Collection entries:
<<<<

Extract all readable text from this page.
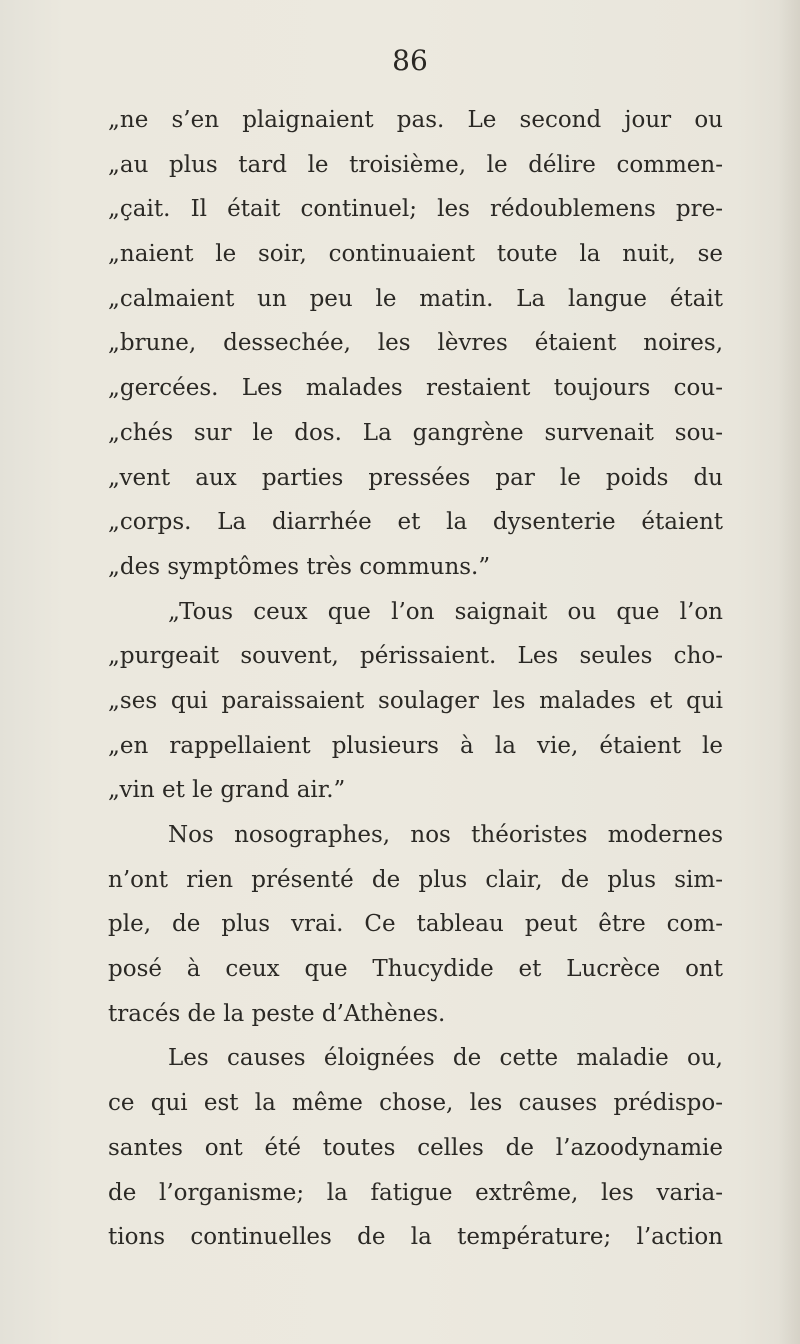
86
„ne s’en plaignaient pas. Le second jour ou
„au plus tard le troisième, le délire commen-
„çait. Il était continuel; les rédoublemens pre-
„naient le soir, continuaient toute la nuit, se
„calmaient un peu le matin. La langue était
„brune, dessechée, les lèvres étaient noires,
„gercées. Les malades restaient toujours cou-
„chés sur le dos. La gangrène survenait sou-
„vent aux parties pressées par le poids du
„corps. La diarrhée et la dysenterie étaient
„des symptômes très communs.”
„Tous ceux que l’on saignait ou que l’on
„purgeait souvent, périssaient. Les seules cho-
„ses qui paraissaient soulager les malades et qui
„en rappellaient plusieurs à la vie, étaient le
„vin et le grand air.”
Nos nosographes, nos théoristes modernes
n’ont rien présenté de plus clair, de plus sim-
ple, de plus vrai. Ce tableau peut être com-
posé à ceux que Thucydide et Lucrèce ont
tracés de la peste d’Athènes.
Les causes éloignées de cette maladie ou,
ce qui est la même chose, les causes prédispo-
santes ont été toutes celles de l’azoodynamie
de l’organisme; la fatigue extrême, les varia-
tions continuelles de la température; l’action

>>>>
<<<<

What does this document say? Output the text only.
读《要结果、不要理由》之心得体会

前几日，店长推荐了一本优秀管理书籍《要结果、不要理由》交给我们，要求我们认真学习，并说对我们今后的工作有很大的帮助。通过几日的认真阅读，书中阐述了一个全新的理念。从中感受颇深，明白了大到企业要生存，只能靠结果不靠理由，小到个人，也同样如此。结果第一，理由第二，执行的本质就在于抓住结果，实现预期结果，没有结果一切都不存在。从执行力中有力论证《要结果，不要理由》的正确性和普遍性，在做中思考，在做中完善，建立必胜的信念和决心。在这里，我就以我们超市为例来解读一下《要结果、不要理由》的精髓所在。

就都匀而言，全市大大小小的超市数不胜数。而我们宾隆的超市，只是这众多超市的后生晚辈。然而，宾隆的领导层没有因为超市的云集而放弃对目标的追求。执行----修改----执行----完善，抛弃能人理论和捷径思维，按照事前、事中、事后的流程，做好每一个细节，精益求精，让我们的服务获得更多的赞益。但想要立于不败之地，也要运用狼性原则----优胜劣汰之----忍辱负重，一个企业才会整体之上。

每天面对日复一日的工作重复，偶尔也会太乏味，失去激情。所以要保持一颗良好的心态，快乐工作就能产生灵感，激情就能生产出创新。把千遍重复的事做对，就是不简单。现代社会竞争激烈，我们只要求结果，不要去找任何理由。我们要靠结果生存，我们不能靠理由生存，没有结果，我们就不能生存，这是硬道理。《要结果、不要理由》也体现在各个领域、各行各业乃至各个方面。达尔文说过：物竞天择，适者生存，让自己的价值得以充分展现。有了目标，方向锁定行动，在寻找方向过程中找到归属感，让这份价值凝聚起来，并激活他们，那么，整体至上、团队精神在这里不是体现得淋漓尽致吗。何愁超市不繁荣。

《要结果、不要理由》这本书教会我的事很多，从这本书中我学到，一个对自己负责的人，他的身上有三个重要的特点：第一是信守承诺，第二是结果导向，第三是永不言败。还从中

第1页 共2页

>>>>
<<<<

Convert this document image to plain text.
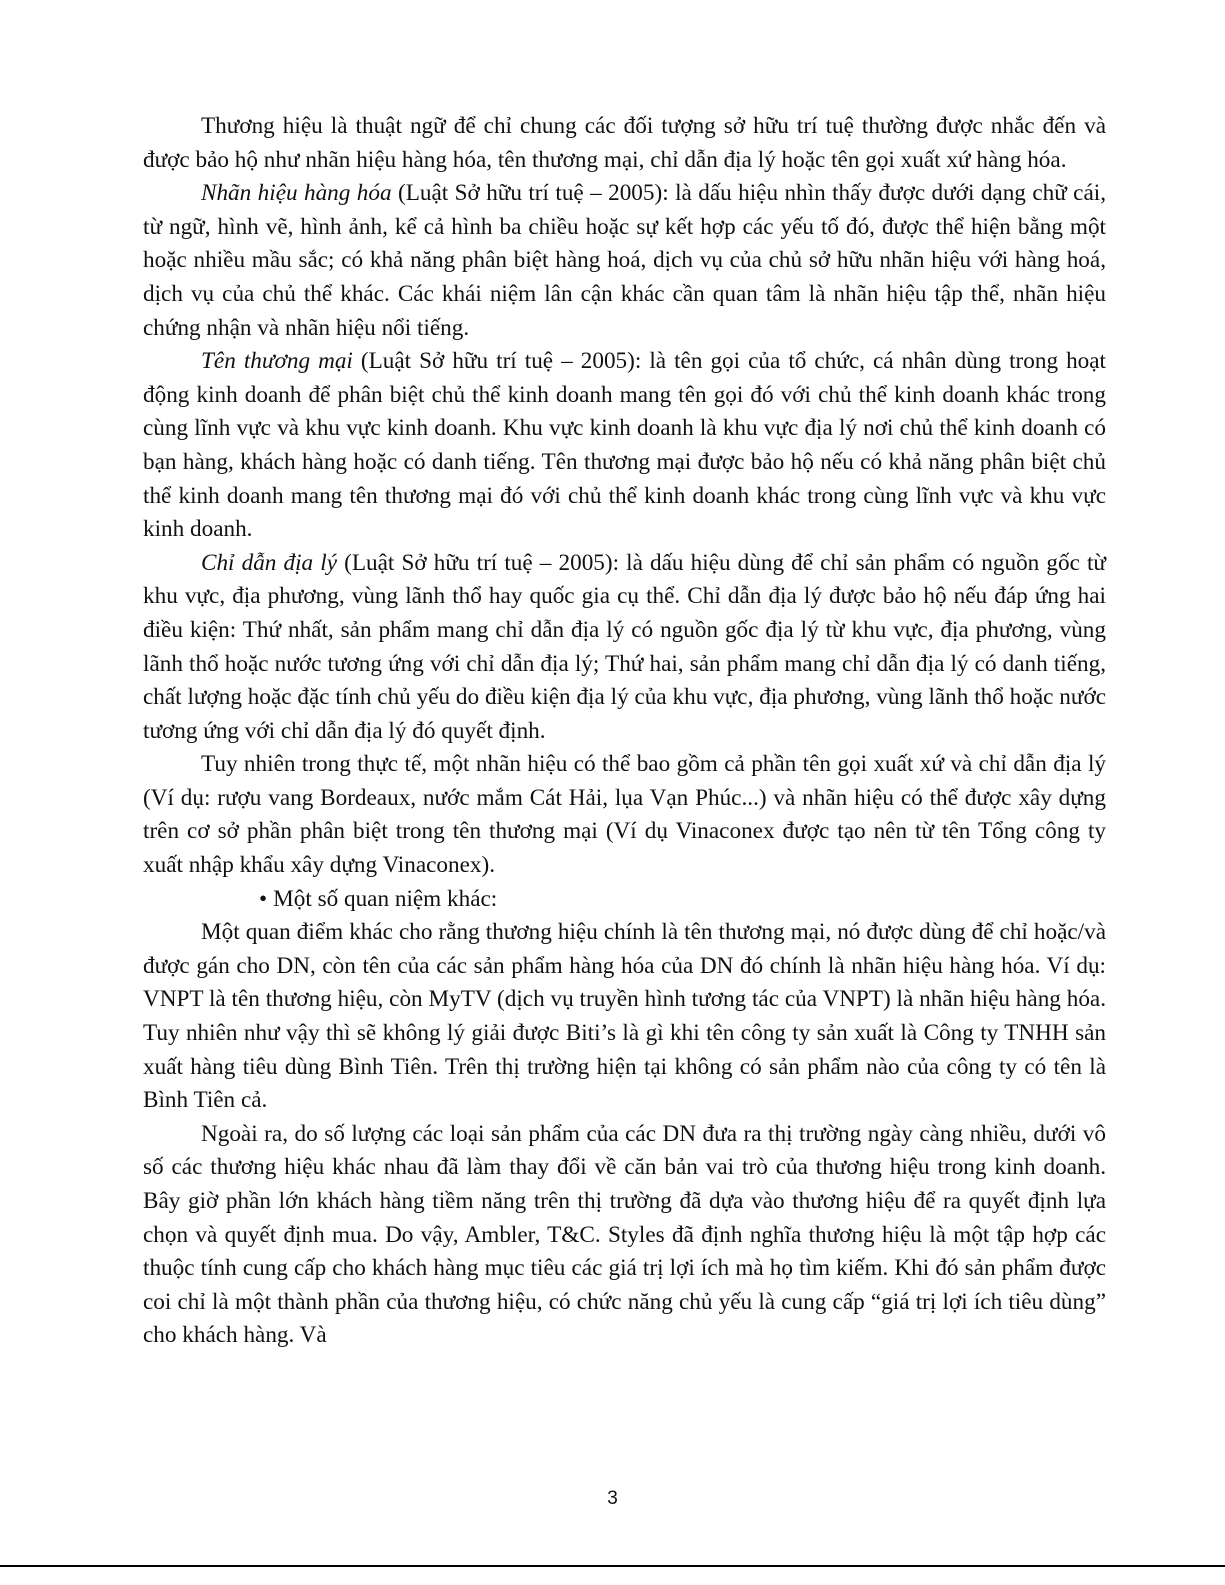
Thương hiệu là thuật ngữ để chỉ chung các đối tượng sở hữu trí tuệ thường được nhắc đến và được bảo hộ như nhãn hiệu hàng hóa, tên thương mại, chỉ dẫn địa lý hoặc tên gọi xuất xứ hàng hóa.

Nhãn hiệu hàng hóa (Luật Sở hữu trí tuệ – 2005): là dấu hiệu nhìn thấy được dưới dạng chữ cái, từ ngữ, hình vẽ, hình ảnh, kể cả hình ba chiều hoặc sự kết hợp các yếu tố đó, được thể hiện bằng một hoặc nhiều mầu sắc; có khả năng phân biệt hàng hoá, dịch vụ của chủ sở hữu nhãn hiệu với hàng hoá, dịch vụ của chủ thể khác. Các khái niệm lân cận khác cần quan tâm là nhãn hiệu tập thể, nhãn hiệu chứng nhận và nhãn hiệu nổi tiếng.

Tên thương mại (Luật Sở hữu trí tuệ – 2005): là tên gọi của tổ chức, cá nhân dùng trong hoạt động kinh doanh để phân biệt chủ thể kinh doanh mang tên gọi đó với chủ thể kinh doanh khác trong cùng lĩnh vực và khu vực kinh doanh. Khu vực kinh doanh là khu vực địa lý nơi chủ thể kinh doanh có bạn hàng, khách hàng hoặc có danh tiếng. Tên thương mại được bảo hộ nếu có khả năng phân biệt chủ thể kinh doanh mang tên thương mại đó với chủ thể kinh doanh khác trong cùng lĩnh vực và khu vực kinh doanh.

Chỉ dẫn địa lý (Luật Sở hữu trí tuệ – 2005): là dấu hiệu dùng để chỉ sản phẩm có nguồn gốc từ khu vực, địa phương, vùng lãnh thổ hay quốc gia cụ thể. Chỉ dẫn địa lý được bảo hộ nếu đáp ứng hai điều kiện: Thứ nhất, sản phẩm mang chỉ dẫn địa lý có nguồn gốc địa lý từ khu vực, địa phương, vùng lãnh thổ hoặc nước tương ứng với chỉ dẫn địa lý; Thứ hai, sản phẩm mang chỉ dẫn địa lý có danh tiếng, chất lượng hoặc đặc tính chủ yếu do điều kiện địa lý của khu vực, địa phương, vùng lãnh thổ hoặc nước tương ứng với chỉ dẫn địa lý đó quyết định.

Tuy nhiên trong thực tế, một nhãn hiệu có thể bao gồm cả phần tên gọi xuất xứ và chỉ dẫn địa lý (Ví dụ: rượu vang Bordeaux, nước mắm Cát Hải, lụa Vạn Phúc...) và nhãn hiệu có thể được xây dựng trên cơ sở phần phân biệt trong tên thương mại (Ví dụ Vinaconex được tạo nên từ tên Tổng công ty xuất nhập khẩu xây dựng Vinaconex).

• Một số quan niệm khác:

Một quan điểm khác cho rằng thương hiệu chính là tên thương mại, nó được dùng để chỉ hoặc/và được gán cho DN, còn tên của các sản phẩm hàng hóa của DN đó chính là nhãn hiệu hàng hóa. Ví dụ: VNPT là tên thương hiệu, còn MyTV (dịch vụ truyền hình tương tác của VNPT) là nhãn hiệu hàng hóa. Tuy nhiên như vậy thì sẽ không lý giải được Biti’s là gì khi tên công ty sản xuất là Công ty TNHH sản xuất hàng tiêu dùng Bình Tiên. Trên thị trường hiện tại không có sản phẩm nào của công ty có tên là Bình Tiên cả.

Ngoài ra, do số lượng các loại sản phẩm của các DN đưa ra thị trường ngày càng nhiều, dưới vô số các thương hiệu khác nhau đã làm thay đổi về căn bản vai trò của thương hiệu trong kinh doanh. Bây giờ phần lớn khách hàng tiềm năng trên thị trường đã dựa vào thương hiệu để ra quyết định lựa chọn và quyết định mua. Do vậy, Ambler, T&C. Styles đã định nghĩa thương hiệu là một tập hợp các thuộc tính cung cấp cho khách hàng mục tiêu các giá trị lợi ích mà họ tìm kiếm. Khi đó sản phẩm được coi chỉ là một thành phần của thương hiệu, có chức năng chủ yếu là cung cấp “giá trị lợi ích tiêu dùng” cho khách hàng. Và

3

>>>>

*Exercise requirements*
Scan the entries above. Copy each line that has the string "était".

*Correct answer*
„çait. Il était continuel; les rédoublemens pre-
„calmaient un peu le matin. La langue était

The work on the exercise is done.